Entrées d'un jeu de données
********

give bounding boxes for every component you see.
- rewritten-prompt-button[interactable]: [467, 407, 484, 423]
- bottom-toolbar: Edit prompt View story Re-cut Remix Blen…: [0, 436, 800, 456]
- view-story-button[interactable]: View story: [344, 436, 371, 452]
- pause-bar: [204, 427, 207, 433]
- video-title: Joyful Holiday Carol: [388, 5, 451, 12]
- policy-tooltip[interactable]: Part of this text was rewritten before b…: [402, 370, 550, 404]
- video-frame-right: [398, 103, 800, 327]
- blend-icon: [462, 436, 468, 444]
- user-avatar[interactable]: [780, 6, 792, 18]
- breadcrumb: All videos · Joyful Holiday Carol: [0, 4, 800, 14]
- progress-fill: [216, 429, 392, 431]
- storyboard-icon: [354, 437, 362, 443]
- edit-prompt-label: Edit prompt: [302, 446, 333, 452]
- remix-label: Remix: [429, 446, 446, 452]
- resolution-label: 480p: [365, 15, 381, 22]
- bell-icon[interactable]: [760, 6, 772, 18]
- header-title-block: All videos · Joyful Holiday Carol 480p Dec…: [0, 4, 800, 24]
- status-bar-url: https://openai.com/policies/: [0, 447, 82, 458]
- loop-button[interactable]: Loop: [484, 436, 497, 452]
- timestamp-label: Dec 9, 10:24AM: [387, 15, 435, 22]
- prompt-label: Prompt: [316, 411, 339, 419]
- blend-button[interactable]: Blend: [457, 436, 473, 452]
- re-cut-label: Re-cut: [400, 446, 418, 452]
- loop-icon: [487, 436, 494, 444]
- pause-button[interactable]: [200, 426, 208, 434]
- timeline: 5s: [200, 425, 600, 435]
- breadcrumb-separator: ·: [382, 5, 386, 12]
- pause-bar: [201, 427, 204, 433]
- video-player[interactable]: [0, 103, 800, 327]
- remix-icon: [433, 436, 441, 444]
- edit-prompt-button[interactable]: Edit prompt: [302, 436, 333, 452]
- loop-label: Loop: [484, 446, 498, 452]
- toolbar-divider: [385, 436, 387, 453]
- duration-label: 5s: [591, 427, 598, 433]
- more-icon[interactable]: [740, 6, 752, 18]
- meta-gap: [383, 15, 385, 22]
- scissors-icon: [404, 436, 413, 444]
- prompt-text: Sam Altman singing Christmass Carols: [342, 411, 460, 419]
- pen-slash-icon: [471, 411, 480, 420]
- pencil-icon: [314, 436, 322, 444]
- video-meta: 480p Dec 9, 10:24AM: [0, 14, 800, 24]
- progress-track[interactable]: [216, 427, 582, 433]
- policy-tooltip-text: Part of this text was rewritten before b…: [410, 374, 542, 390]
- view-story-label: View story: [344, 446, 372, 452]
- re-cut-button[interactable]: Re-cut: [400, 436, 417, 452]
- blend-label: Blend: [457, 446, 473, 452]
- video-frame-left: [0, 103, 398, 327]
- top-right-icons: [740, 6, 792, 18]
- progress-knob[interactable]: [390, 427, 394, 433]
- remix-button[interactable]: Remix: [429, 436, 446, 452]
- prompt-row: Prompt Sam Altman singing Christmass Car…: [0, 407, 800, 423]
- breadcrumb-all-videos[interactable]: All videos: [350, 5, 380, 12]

********

> [OBJECTIF] Renvoyez telles quelles toutes les lignes du matériel ci-dessus, sans en omettre aucune.

> [RÉPONSE]
give bounding boxes for every component you see.
- rewritten-prompt-button[interactable]: [467, 407, 484, 423]
- bottom-toolbar: Edit prompt View story Re-cut Remix Blen…: [0, 436, 800, 456]
- view-story-button[interactable]: View story: [344, 436, 371, 452]
- pause-bar: [204, 427, 207, 433]
- video-title: Joyful Holiday Carol: [388, 5, 451, 12]
- policy-tooltip[interactable]: Part of this text was rewritten before b…: [402, 370, 550, 404]
- video-frame-right: [398, 103, 800, 327]
- blend-icon: [462, 436, 468, 444]
- user-avatar[interactable]: [780, 6, 792, 18]
- breadcrumb: All videos · Joyful Holiday Carol: [0, 4, 800, 14]
- progress-fill: [216, 429, 392, 431]
- storyboard-icon: [354, 437, 362, 443]
- edit-prompt-label: Edit prompt: [302, 446, 333, 452]
- remix-label: Remix: [429, 446, 446, 452]
- resolution-label: 480p: [365, 15, 381, 22]
- bell-icon[interactable]: [760, 6, 772, 18]
- header-title-block: All videos · Joyful Holiday Carol 480p Dec…: [0, 4, 800, 24]
- status-bar-url: https://openai.com/policies/: [0, 447, 82, 458]
- loop-button[interactable]: Loop: [484, 436, 497, 452]
- timestamp-label: Dec 9, 10:24AM: [387, 15, 435, 22]
- prompt-label: Prompt: [316, 411, 339, 419]
- blend-button[interactable]: Blend: [457, 436, 473, 452]
- re-cut-label: Re-cut: [400, 446, 418, 452]
- loop-icon: [487, 436, 494, 444]
- pause-button[interactable]: [200, 426, 208, 434]
- timeline: 5s: [200, 425, 600, 435]
- breadcrumb-separator: ·: [382, 5, 386, 12]
- pause-bar: [201, 427, 204, 433]
- video-player[interactable]: [0, 103, 800, 327]
- remix-icon: [433, 436, 441, 444]
- edit-prompt-button[interactable]: Edit prompt: [302, 436, 333, 452]
- loop-label: Loop: [484, 446, 498, 452]
- toolbar-divider: [385, 436, 387, 453]
- duration-label: 5s: [591, 427, 598, 433]
- more-icon[interactable]: [740, 6, 752, 18]
- meta-gap: [383, 15, 385, 22]
- scissors-icon: [404, 436, 413, 444]
- prompt-text: Sam Altman singing Christmass Carols: [342, 411, 460, 419]
- pen-slash-icon: [471, 411, 480, 420]
- pencil-icon: [314, 436, 322, 444]
- video-meta: 480p Dec 9, 10:24AM: [0, 14, 800, 24]
- progress-track[interactable]: [216, 427, 582, 433]
- policy-tooltip-text: Part of this text was rewritten before b…: [410, 374, 542, 390]
- view-story-label: View story: [344, 446, 372, 452]
- re-cut-button[interactable]: Re-cut: [400, 436, 417, 452]
- blend-label: Blend: [457, 446, 473, 452]
- video-frame-left: [0, 103, 398, 327]
- top-right-icons: [740, 6, 792, 18]
- progress-knob[interactable]: [390, 427, 394, 433]
- remix-button[interactable]: Remix: [429, 436, 446, 452]
- prompt-row: Prompt Sam Altman singing Christmass Car…: [0, 407, 800, 423]
- breadcrumb-all-videos[interactable]: All videos: [350, 5, 380, 12]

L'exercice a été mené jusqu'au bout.